▸ EXERCISE TASK: Check each line of the records below and collect those holding "JSON".

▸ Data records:
= = = =

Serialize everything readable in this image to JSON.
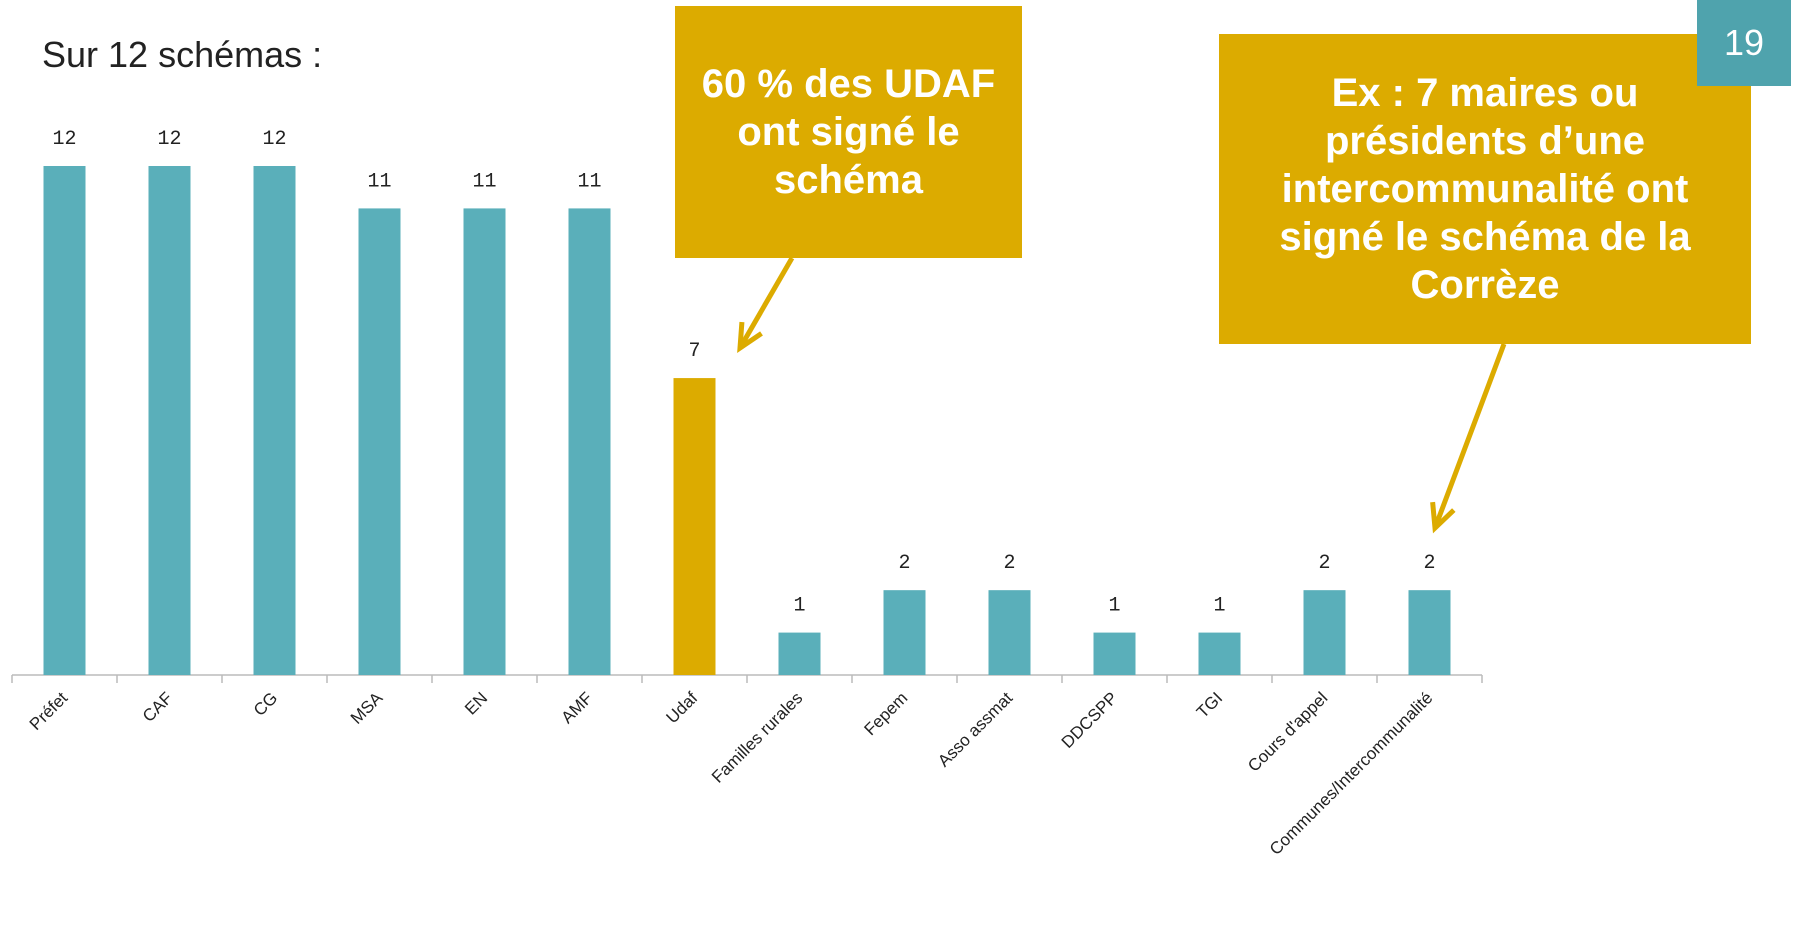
{
  "chart_data": {
    "type": "bar",
    "title": "Sur 12 schémas :",
    "categories": [
      "Préfet",
      "CAF",
      "CG",
      "MSA",
      "EN",
      "AMF",
      "Udaf",
      "Familles rurales",
      "Fepem",
      "Asso assmat",
      "DDCSPP",
      "TGI",
      "Cours d'appel",
      "Communes/Intercommunalité"
    ],
    "values": [
      12,
      12,
      12,
      11,
      11,
      11,
      7,
      1,
      2,
      2,
      1,
      1,
      2,
      2
    ],
    "colors": [
      "#5aafba",
      "#5aafba",
      "#5aafba",
      "#5aafba",
      "#5aafba",
      "#5aafba",
      "#dcab00",
      "#5aafba",
      "#5aafba",
      "#5aafba",
      "#5aafba",
      "#5aafba",
      "#5aafba",
      "#5aafba"
    ],
    "annotations": [
      "60 % des UDAF ont signé le schéma",
      "Ex : 7 maires ou présidents d’une intercommunalité ont signé le schéma de la Corrèze"
    ],
    "page_number": "19"
  }
}
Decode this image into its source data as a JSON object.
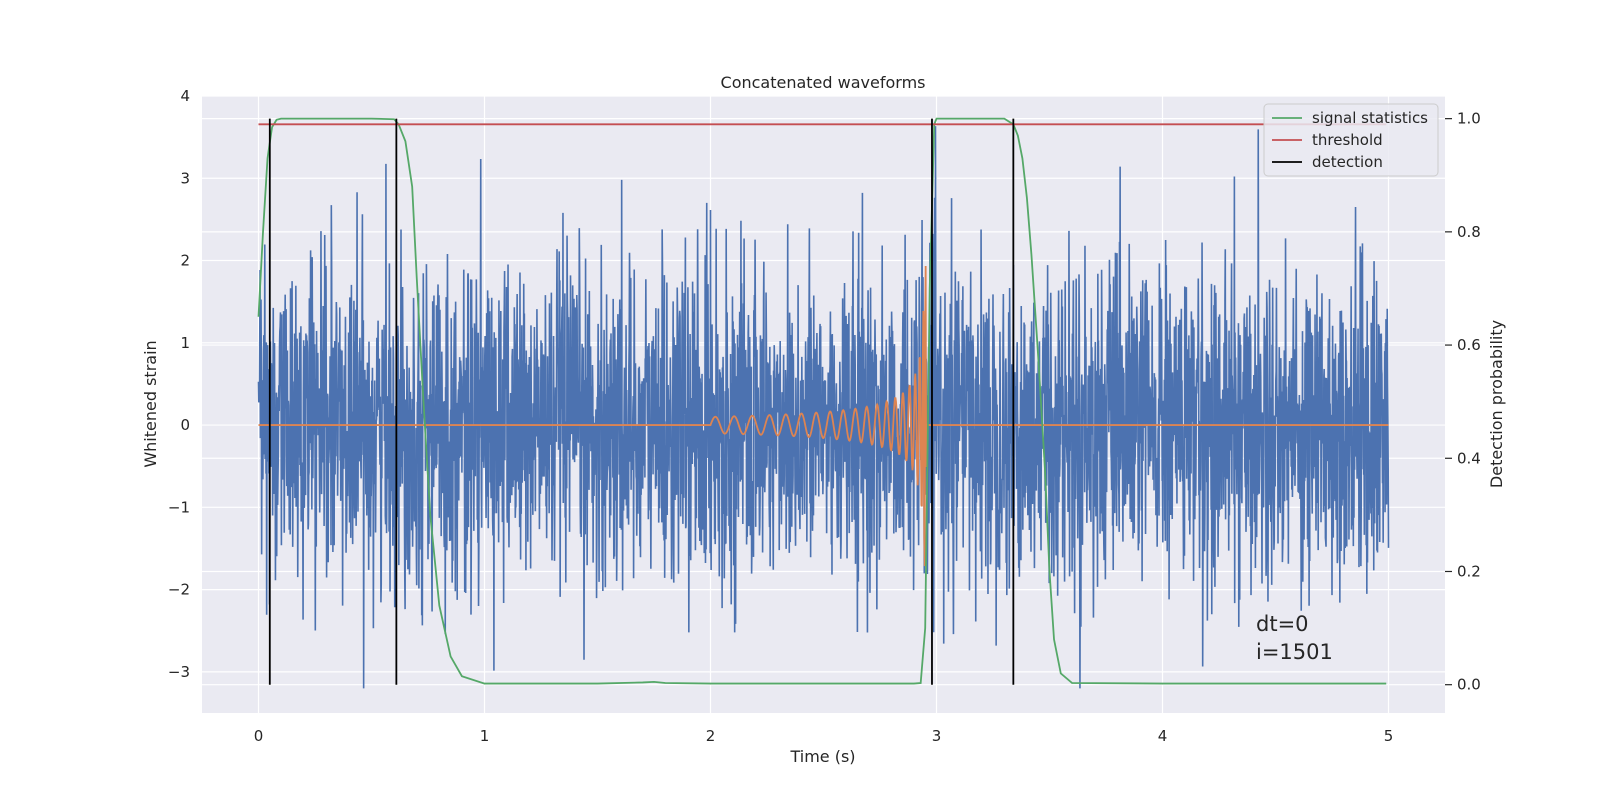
{
  "chart_data": {
    "type": "line",
    "title": "Concatenated waveforms",
    "xlabel": "Time (s)",
    "ylabel": "Whitened strain",
    "y2label": "Detection probability",
    "xlim": [
      -0.25,
      5.25
    ],
    "ylim": [
      -3.5,
      4.0
    ],
    "y2lim": [
      -0.05,
      1.04
    ],
    "x_ticks": [
      0,
      1,
      2,
      3,
      4,
      5
    ],
    "y_ticks": [
      -3,
      -2,
      -1,
      0,
      1,
      2,
      3,
      4
    ],
    "y2_ticks": [
      0.0,
      0.2,
      0.4,
      0.6,
      0.8,
      1.0
    ],
    "grid": true,
    "legend_position": "top-right",
    "colors": {
      "strain": "#4c72b0",
      "template": "#dd8452",
      "signal_statistics": "#55a868",
      "threshold": "#c44e52",
      "detection": "#000000",
      "plot_background": "#eaeaf2",
      "grid": "#ffffff"
    },
    "series": [
      {
        "name": "",
        "axis": "left",
        "kind": "noise",
        "description_values": {
          "x_range": [
            0,
            5
          ],
          "mean": 0.0,
          "typical_amplitude": 1.5,
          "max": 3.7,
          "min": -3.2
        }
      },
      {
        "name": "",
        "axis": "left",
        "kind": "chirp",
        "values": {
          "x_start": 2.0,
          "x_merger": 2.95,
          "amplitude_start": 0.1,
          "amplitude_peak": 2.7,
          "amplitude_min": -2.8
        }
      },
      {
        "name": "signal statistics",
        "axis": "right",
        "x": [
          0.0,
          0.02,
          0.04,
          0.06,
          0.08,
          0.1,
          0.5,
          0.6,
          0.62,
          0.65,
          0.68,
          0.7,
          0.73,
          0.76,
          0.8,
          0.85,
          0.9,
          1.0,
          1.5,
          1.7,
          1.75,
          1.8,
          2.0,
          2.5,
          2.9,
          2.93,
          2.95,
          2.97,
          2.99,
          3.0,
          3.1,
          3.3,
          3.34,
          3.36,
          3.38,
          3.4,
          3.42,
          3.45,
          3.48,
          3.5,
          3.52,
          3.55,
          3.6,
          4.0,
          4.5,
          4.99
        ],
        "y": [
          0.65,
          0.8,
          0.93,
          0.985,
          0.998,
          1.0,
          1.0,
          0.999,
          0.99,
          0.96,
          0.88,
          0.72,
          0.5,
          0.3,
          0.14,
          0.05,
          0.015,
          0.002,
          0.002,
          0.004,
          0.005,
          0.003,
          0.002,
          0.002,
          0.002,
          0.003,
          0.1,
          0.7,
          0.99,
          1.0,
          1.0,
          1.0,
          0.99,
          0.97,
          0.93,
          0.86,
          0.76,
          0.58,
          0.38,
          0.2,
          0.08,
          0.02,
          0.003,
          0.002,
          0.002,
          0.002
        ]
      },
      {
        "name": "threshold",
        "axis": "right",
        "x": [
          0.0,
          4.99
        ],
        "y": [
          0.99,
          0.99
        ]
      },
      {
        "name": "detection",
        "axis": "right",
        "kind": "vlines",
        "x": [
          0.05,
          0.61,
          2.98,
          3.34
        ],
        "y_range": [
          0.0,
          1.0
        ]
      }
    ],
    "legend": [
      "signal statistics",
      "threshold",
      "detection"
    ],
    "annotations": [
      "dt=0",
      "i=1501"
    ]
  }
}
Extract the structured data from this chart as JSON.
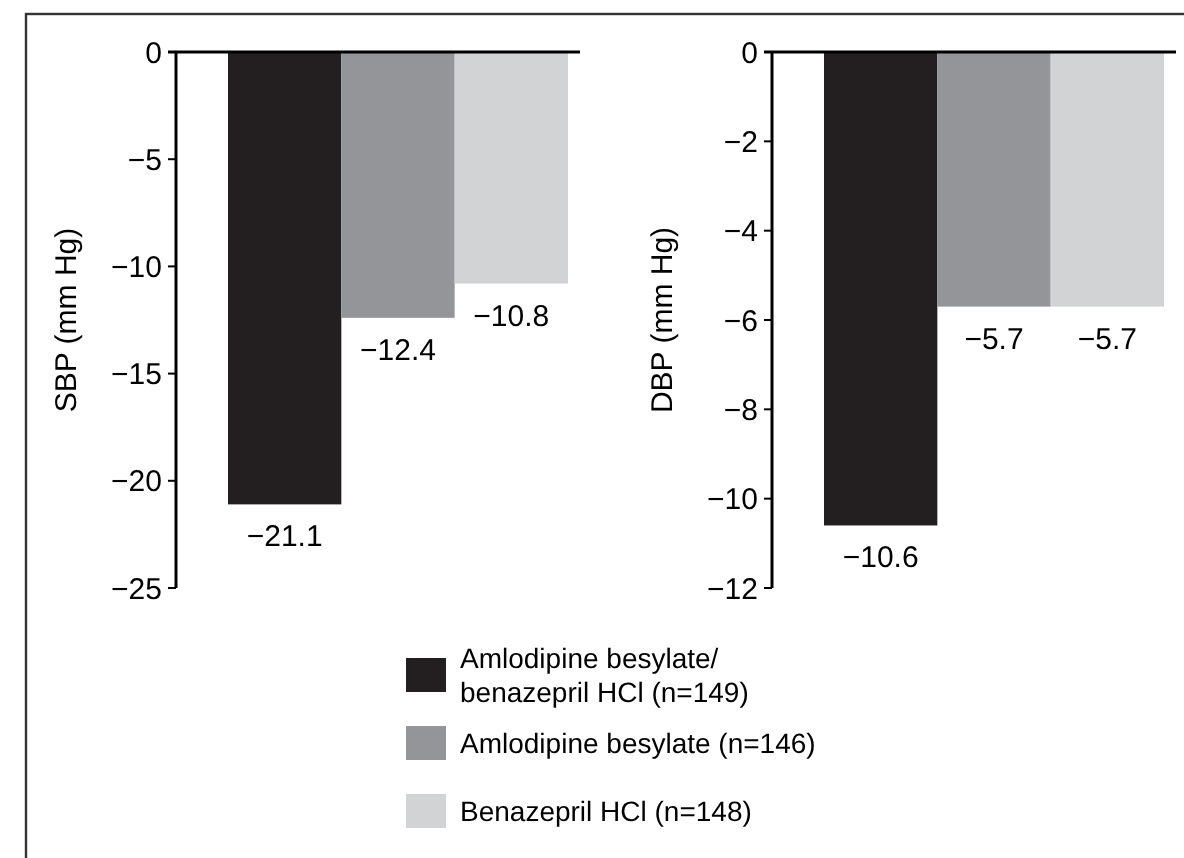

= = = =

▸ TASK ANSWER:
Serialize everything readable in this image to JSON.
Decode this image into its source data as a JSON object.
Extract the structured data from this chart as JSON.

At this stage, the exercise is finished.